__Instructions to follow__.
Go through the entries below and copy each line containing the word "JSON".

__Extracts from a graphics dataset__.
_ _ _

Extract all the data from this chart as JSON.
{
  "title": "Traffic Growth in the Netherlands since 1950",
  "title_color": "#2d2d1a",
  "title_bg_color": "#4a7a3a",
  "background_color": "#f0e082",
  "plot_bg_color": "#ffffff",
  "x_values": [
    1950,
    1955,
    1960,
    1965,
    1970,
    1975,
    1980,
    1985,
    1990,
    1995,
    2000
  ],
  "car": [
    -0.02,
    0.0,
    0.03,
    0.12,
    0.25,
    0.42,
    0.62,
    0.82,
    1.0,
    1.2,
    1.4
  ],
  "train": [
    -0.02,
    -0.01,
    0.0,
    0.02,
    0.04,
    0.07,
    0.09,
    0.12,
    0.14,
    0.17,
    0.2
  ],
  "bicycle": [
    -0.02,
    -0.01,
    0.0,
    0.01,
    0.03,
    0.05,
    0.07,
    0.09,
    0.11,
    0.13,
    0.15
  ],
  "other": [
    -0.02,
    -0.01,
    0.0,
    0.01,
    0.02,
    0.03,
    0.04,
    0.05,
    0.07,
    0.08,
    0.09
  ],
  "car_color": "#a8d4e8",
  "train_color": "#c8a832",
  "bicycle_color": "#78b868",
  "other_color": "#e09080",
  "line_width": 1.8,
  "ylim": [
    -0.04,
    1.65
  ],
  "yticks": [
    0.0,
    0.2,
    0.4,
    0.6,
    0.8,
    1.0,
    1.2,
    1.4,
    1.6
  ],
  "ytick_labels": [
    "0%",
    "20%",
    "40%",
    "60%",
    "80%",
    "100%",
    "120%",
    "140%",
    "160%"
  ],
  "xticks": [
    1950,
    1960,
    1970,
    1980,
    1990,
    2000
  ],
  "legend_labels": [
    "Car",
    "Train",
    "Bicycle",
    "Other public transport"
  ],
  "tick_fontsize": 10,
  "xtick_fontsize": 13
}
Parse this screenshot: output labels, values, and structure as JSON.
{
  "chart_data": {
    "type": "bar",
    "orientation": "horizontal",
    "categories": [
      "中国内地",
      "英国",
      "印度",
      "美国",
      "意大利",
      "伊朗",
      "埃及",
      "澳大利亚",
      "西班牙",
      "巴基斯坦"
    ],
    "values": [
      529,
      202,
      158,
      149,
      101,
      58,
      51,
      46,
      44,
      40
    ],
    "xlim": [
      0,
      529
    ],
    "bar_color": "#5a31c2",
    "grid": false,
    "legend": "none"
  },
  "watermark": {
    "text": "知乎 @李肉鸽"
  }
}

_ _ _

__Complete answer__.
Extract all the data from this chart as JSON.
Parse this screenshot: output labels, values, and structure as JSON.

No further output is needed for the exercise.